> _Records shown_
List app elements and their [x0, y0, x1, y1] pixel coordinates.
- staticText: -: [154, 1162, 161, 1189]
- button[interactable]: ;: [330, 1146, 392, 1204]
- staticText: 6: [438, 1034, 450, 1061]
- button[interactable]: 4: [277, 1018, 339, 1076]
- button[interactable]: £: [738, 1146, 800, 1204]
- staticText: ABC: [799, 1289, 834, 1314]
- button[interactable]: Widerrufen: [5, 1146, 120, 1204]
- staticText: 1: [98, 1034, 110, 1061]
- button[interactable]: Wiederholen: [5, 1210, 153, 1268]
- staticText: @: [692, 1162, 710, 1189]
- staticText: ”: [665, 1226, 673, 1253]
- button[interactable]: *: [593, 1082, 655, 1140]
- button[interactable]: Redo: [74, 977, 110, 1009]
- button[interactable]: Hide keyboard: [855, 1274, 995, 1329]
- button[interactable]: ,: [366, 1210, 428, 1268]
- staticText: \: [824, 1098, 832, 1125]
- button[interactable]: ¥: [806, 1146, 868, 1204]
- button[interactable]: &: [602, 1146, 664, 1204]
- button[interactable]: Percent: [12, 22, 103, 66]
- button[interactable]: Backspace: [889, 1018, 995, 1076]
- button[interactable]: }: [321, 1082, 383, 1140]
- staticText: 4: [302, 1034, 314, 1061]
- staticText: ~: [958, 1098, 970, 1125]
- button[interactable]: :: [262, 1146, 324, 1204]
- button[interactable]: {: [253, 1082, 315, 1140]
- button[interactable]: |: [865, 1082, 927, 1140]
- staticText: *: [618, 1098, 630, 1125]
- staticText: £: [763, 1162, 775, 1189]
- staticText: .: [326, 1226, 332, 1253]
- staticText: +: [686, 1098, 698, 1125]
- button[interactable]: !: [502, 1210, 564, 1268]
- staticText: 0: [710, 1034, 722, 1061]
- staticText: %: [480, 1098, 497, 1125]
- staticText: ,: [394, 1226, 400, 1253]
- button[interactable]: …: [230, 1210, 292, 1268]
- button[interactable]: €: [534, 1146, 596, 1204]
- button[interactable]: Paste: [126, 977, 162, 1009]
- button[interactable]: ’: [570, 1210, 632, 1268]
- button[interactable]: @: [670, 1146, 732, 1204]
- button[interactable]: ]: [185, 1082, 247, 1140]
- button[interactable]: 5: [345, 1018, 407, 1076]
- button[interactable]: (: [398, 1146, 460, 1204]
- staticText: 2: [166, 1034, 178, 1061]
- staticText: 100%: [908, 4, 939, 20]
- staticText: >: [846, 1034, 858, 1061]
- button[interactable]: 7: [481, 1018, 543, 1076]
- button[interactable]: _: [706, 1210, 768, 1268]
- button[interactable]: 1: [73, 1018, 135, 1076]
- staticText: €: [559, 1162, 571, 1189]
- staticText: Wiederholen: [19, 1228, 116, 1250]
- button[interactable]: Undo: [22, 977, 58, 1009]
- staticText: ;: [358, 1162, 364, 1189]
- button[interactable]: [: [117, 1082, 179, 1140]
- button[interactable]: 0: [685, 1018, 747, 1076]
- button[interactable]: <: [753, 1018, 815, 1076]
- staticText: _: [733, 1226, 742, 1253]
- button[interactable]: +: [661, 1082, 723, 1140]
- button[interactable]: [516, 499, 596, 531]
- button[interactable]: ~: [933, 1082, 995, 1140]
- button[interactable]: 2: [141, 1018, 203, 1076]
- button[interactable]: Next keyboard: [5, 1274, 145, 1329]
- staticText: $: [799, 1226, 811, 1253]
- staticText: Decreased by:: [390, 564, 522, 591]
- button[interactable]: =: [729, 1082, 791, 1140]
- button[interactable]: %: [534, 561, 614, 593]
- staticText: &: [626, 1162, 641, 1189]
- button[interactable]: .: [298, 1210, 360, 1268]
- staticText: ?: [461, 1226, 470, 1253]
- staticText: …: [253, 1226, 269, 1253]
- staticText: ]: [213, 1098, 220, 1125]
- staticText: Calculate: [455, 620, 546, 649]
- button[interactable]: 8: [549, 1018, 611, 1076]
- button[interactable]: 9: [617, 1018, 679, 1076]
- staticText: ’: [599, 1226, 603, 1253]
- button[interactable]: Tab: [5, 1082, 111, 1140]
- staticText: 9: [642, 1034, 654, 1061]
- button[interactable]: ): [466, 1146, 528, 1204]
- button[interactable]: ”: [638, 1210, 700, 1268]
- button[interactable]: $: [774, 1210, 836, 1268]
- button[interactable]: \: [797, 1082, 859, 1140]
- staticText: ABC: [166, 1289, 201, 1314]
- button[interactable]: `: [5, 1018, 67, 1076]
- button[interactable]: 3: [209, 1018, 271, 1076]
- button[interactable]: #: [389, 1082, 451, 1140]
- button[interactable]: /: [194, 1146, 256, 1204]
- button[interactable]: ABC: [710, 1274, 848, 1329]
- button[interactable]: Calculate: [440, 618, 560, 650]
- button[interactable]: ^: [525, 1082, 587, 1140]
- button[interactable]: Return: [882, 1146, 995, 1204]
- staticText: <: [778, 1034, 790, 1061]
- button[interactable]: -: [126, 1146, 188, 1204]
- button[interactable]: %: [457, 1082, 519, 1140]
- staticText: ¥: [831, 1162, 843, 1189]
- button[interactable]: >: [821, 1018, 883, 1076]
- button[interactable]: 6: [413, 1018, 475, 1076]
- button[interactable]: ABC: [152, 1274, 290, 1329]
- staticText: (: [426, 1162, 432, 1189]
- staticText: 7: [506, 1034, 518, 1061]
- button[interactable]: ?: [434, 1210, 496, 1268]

> _Task_
Format the lines of the entry above as a JSON list of strings with one string per line, skipping blank lines.

> _Expected answer_
[
  "List app elements and their [x0, y0, x1, y1] pixel coordinates.",
  "- staticText: -: [154, 1162, 161, 1189]",
  "- button[interactable]: ;: [330, 1146, 392, 1204]",
  "- staticText: 6: [438, 1034, 450, 1061]",
  "- button[interactable]: 4: [277, 1018, 339, 1076]",
  "- button[interactable]: £: [738, 1146, 800, 1204]",
  "- staticText: ABC: [799, 1289, 834, 1314]",
  "- button[interactable]: Widerrufen: [5, 1146, 120, 1204]",
  "- staticText: 1: [98, 1034, 110, 1061]",
  "- button[interactable]: Wiederholen: [5, 1210, 153, 1268]",
  "- staticText: @: [692, 1162, 710, 1189]",
  "- staticText: ”: [665, 1226, 673, 1253]",
  "- button[interactable]: *: [593, 1082, 655, 1140]",
  "- button[interactable]: Redo: [74, 977, 110, 1009]",
  "- button[interactable]: Hide keyboard: [855, 1274, 995, 1329]",
  "- button[interactable]: ,: [366, 1210, 428, 1268]",
  "- staticText: \\: [824, 1098, 832, 1125]",
  "- button[interactable]: ¥: [806, 1146, 868, 1204]",
  "- button[interactable]: &: [602, 1146, 664, 1204]",
  "- button[interactable]: Percent: [12, 22, 103, 66]",
  "- button[interactable]: Backspace: [889, 1018, 995, 1076]",
  "- button[interactable]: }: [321, 1082, 383, 1140]",
  "- staticText: 4: [302, 1034, 314, 1061]",
  "- staticText: ~: [958, 1098, 970, 1125]",
  "- button[interactable]: :: [262, 1146, 324, 1204]",
  "- button[interactable]: {: [253, 1082, 315, 1140]",
  "- button[interactable]: |: [865, 1082, 927, 1140]",
  "- staticText: *: [618, 1098, 630, 1125]",
  "- staticText: £: [763, 1162, 775, 1189]",
  "- staticText: .: [326, 1226, 332, 1253]",
  "- staticText: +: [686, 1098, 698, 1125]",
  "- button[interactable]: !: [502, 1210, 564, 1268]",
  "- staticText: 0: [710, 1034, 722, 1061]",
  "- staticText: %: [480, 1098, 497, 1125]",
  "- staticText: ,: [394, 1226, 400, 1253]",
  "- button[interactable]: …: [230, 1210, 292, 1268]",
  "- button[interactable]: €: [534, 1146, 596, 1204]",
  "- button[interactable]: Paste: [126, 977, 162, 1009]",
  "- button[interactable]: ’: [570, 1210, 632, 1268]",
  "- button[interactable]: @: [670, 1146, 732, 1204]",
  "- button[interactable]: ]: [185, 1082, 247, 1140]",
  "- button[interactable]: 5: [345, 1018, 407, 1076]",
  "- button[interactable]: (: [398, 1146, 460, 1204]",
  "- staticText: 2: [166, 1034, 178, 1061]",
  "- staticText: 100%: [908, 4, 939, 20]",
  "- staticText: >: [846, 1034, 858, 1061]",
  "- button[interactable]: 7: [481, 1018, 543, 1076]",
  "- button[interactable]: _: [706, 1210, 768, 1268]",
  "- button[interactable]: 1: [73, 1018, 135, 1076]",
  "- staticText: €: [559, 1162, 571, 1189]",
  "- staticText: Wiederholen: [19, 1228, 116, 1250]",
  "- button[interactable]: Undo: [22, 977, 58, 1009]",
  "- staticText: ;: [358, 1162, 364, 1189]",
  "- button[interactable]: [: [117, 1082, 179, 1140]",
  "- button[interactable]: 0: [685, 1018, 747, 1076]",
  "- button[interactable]: <: [753, 1018, 815, 1076]",
  "- staticText: _: [733, 1226, 742, 1253]",
  "- button[interactable]: +: [661, 1082, 723, 1140]",
  "- button[interactable]: [516, 499, 596, 531]",
  "- button[interactable]: ~: [933, 1082, 995, 1140]",
  "- button[interactable]: 2: [141, 1018, 203, 1076]",
  "- button[interactable]: Next keyboard: [5, 1274, 145, 1329]",
  "- staticText: $: [799, 1226, 811, 1253]",
  "- staticText: Decreased by:: [390, 564, 522, 591]",
  "- button[interactable]: =: [729, 1082, 791, 1140]",
  "- button[interactable]: %: [534, 561, 614, 593]",
  "- staticText: &: [626, 1162, 641, 1189]",
  "- button[interactable]: .: [298, 1210, 360, 1268]",
  "- staticText: ?: [461, 1226, 470, 1253]",
  "- staticText: …: [253, 1226, 269, 1253]",
  "- staticText: ]: [213, 1098, 220, 1125]",
  "- staticText: Calculate: [455, 620, 546, 649]",
  "- button[interactable]: 8: [549, 1018, 611, 1076]",
  "- button[interactable]: 9: [617, 1018, 679, 1076]",
  "- staticText: ’: [599, 1226, 603, 1253]",
  "- button[interactable]: Tab: [5, 1082, 111, 1140]",
  "- staticText: 9: [642, 1034, 654, 1061]",
  "- button[interactable]: ): [466, 1146, 528, 1204]",
  "- button[interactable]: ”: [638, 1210, 700, 1268]",
  "- button[interactable]: $: [774, 1210, 836, 1268]",
  "- button[interactable]: \\: [797, 1082, 859, 1140]",
  "- staticText: ABC: [166, 1289, 201, 1314]",
  "- button[interactable]: `: [5, 1018, 67, 1076]",
  "- button[interactable]: 3: [209, 1018, 271, 1076]",
  "- button[interactable]: #: [389, 1082, 451, 1140]",
  "- button[interactable]: /: [194, 1146, 256, 1204]",
  "- button[interactable]: ABC: [710, 1274, 848, 1329]",
  "- button[interactable]: Calculate: [440, 618, 560, 650]",
  "- button[interactable]: ^: [525, 1082, 587, 1140]",
  "- button[interactable]: Return: [882, 1146, 995, 1204]",
  "- staticText: <: [778, 1034, 790, 1061]",
  "- button[interactable]: -: [126, 1146, 188, 1204]",
  "- button[interactable]: %: [457, 1082, 519, 1140]",
  "- staticText: ¥: [831, 1162, 843, 1189]",
  "- button[interactable]: >: [821, 1018, 883, 1076]",
  "- button[interactable]: 6: [413, 1018, 475, 1076]",
  "- button[interactable]: ABC: [152, 1274, 290, 1329]",
  "- staticText: (: [426, 1162, 432, 1189]",
  "- staticText: 7: [506, 1034, 518, 1061]",
  "- button[interactable]: ?: [434, 1210, 496, 1268]"
]